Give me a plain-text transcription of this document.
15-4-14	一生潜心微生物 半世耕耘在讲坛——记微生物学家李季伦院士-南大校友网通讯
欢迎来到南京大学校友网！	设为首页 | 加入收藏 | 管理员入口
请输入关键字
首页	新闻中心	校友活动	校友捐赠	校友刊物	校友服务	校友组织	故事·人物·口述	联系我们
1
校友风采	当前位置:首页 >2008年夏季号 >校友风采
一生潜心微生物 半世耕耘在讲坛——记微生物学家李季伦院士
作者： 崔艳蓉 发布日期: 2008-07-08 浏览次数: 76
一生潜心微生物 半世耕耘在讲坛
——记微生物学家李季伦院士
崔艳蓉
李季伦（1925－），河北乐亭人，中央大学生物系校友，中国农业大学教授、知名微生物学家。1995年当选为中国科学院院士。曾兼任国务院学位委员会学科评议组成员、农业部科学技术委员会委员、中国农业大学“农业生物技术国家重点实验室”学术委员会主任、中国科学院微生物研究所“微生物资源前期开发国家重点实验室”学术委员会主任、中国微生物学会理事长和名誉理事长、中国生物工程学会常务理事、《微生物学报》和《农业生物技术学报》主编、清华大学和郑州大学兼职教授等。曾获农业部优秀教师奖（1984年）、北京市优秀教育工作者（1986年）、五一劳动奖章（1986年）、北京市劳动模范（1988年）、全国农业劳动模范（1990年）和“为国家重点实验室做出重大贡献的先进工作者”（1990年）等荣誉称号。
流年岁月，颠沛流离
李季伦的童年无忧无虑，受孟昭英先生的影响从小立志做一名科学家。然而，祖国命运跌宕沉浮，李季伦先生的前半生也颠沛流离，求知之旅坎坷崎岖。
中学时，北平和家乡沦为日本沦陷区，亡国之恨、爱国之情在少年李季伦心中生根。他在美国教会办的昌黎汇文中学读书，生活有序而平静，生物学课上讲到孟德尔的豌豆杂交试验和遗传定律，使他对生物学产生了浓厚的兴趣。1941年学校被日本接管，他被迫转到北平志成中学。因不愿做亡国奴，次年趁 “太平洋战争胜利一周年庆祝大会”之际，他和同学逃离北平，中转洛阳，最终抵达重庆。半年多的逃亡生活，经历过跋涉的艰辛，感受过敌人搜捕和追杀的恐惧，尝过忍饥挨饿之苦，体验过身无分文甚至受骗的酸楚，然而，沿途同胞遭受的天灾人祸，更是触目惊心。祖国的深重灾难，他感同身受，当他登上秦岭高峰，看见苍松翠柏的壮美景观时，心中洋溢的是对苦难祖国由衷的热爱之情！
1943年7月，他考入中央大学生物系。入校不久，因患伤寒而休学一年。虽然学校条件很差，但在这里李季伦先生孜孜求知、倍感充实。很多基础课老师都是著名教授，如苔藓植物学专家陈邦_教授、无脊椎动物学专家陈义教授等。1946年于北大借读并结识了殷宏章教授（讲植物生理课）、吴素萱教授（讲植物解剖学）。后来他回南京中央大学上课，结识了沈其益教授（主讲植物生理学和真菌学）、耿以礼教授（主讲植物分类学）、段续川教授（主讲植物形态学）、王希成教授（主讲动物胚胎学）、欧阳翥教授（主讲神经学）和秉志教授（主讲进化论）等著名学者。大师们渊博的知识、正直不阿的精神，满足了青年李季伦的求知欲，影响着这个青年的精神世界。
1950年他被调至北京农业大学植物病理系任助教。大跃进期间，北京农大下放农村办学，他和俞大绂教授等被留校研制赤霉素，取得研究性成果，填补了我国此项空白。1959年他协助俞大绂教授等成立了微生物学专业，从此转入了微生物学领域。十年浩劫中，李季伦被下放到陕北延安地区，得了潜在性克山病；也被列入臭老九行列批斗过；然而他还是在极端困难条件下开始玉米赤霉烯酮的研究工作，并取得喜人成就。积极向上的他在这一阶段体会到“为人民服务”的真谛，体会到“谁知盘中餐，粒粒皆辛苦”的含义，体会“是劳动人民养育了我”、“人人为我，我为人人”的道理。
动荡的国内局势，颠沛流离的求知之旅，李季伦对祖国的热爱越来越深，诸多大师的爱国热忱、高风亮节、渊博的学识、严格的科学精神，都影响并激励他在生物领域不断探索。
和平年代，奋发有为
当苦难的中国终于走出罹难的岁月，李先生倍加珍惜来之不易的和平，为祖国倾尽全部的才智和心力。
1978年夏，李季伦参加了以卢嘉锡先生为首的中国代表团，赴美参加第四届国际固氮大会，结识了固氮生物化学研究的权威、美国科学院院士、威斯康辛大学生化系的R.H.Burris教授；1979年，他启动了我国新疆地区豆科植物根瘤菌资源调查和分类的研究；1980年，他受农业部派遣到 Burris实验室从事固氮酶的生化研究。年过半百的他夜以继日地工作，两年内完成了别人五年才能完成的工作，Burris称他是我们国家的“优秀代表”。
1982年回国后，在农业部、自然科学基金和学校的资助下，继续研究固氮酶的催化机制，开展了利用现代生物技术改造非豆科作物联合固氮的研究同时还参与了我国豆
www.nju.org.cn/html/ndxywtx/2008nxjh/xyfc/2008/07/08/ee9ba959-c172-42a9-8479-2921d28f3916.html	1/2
+ + + +
» WHAT TO WORK ON
Gather all lines from the records above in which "一生潜心微生物" appears.

» COMPLETED EXERCISE
15-4-14	一生潜心微生物 半世耕耘在讲坛——记微生物学家李季伦院士-南大校友网通讯
一生潜心微生物 半世耕耘在讲坛——记微生物学家李季伦院士
一生潜心微生物 半世耕耘在讲坛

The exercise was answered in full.